WHAT IS BEING ASKED =
Exactly as written, return all the data, leaving its pictures behind.

GIVEN INFORMATION =
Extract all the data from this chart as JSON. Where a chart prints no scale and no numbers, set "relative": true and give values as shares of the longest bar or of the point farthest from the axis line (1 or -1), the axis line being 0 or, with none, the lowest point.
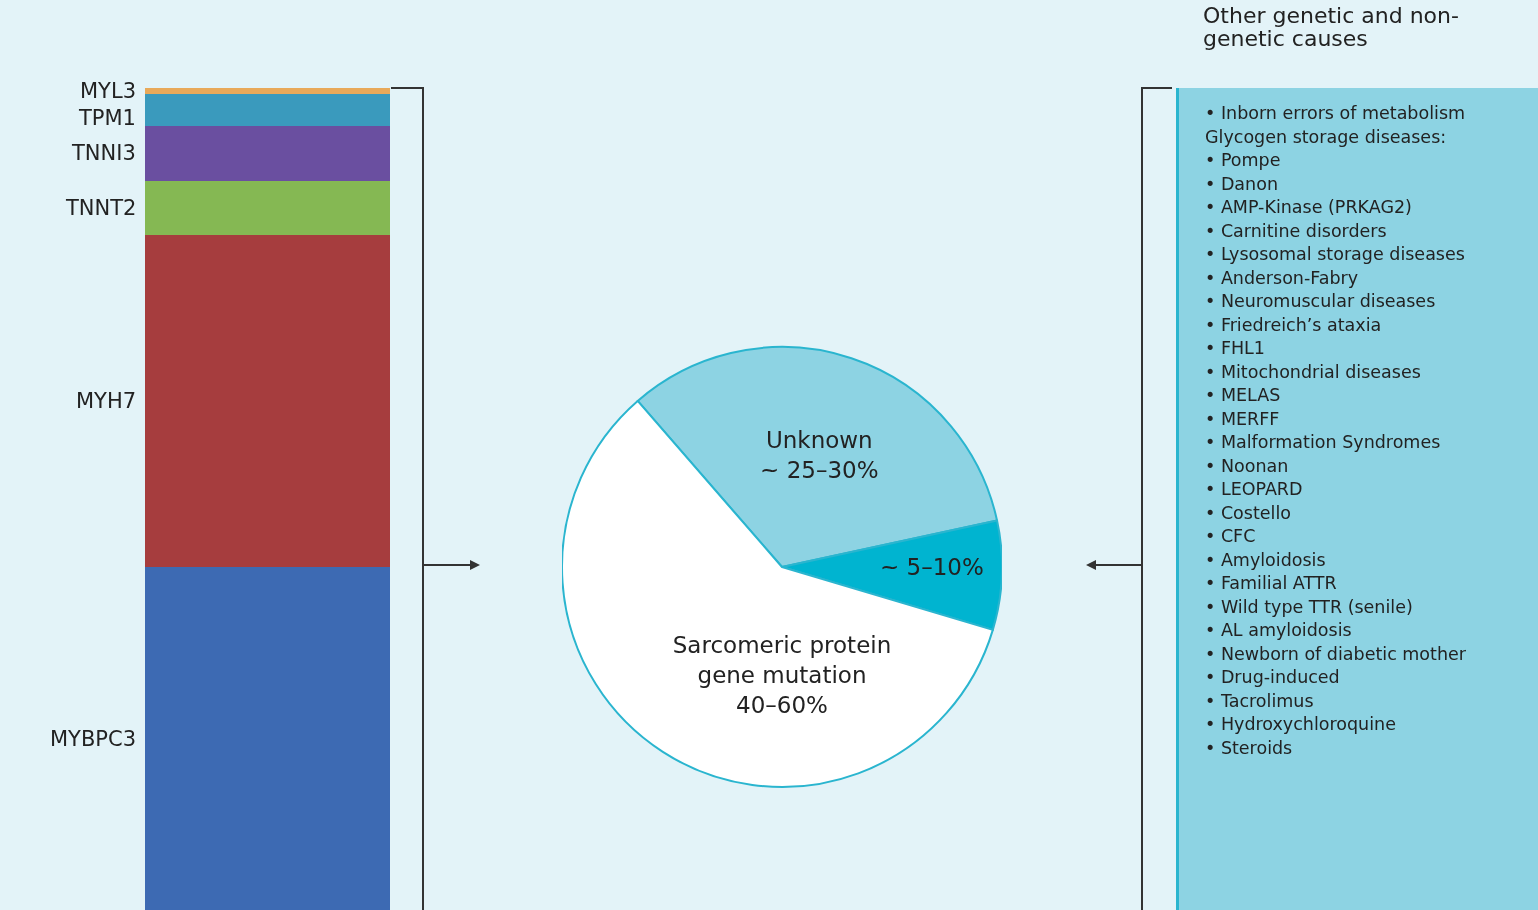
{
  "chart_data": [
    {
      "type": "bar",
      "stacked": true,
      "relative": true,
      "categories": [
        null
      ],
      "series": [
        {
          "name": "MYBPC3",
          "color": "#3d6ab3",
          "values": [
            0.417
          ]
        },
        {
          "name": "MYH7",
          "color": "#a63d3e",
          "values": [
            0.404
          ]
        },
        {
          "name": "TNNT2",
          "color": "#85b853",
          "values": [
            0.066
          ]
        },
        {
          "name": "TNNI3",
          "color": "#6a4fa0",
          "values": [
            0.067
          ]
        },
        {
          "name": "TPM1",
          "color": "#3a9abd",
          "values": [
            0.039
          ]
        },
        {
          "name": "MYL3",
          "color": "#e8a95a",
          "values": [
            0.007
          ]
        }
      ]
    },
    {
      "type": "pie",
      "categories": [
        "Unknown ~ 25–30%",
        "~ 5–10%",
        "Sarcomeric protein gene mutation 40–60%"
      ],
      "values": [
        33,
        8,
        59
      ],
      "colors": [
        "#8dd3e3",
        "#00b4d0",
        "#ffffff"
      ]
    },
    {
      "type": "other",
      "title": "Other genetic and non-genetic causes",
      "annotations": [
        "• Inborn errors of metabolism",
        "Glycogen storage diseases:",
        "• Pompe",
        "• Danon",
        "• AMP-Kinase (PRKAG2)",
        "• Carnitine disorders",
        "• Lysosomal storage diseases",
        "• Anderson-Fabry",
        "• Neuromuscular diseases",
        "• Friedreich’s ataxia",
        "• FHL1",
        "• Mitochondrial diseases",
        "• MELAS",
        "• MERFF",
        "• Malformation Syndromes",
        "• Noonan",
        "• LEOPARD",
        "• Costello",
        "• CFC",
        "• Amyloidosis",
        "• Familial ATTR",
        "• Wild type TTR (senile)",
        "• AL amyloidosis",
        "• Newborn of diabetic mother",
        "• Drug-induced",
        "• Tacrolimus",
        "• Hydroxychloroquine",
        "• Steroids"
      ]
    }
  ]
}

EXERCISE RESULT =
Extract all the data from this chart as JSON. Where a chart prints no scale and no numbers, set "relative": true and give values as shares of the longest bar or of the point farthest from the axis line (1 or -1), the axis line being 0 or, with none, the lowest point.
{
  "chart_data": [
    {
      "type": "bar",
      "stacked": true,
      "relative": true,
      "categories": [
        null
      ],
      "series": [
        {
          "name": "MYBPC3",
          "color": "#3d6ab3",
          "values": [
            0.417
          ]
        },
        {
          "name": "MYH7",
          "color": "#a63d3e",
          "values": [
            0.404
          ]
        },
        {
          "name": "TNNT2",
          "color": "#85b853",
          "values": [
            0.066
          ]
        },
        {
          "name": "TNNI3",
          "color": "#6a4fa0",
          "values": [
            0.067
          ]
        },
        {
          "name": "TPM1",
          "color": "#3a9abd",
          "values": [
            0.039
          ]
        },
        {
          "name": "MYL3",
          "color": "#e8a95a",
          "values": [
            0.007
          ]
        }
      ]
    },
    {
      "type": "pie",
      "categories": [
        "Unknown ~ 25–30%",
        "~ 5–10%",
        "Sarcomeric protein gene mutation 40–60%"
      ],
      "values": [
        33,
        8,
        59
      ],
      "colors": [
        "#8dd3e3",
        "#00b4d0",
        "#ffffff"
      ]
    },
    {
      "type": "other",
      "title": "Other genetic and non-genetic causes",
      "annotations": [
        "• Inborn errors of metabolism",
        "Glycogen storage diseases:",
        "• Pompe",
        "• Danon",
        "• AMP-Kinase (PRKAG2)",
        "• Carnitine disorders",
        "• Lysosomal storage diseases",
        "• Anderson-Fabry",
        "• Neuromuscular diseases",
        "• Friedreich’s ataxia",
        "• FHL1",
        "• Mitochondrial diseases",
        "• MELAS",
        "• MERFF",
        "• Malformation Syndromes",
        "• Noonan",
        "• LEOPARD",
        "• Costello",
        "• CFC",
        "• Amyloidosis",
        "• Familial ATTR",
        "• Wild type TTR (senile)",
        "• AL amyloidosis",
        "• Newborn of diabetic mother",
        "• Drug-induced",
        "• Tacrolimus",
        "• Hydroxychloroquine",
        "• Steroids"
      ]
    }
  ]
}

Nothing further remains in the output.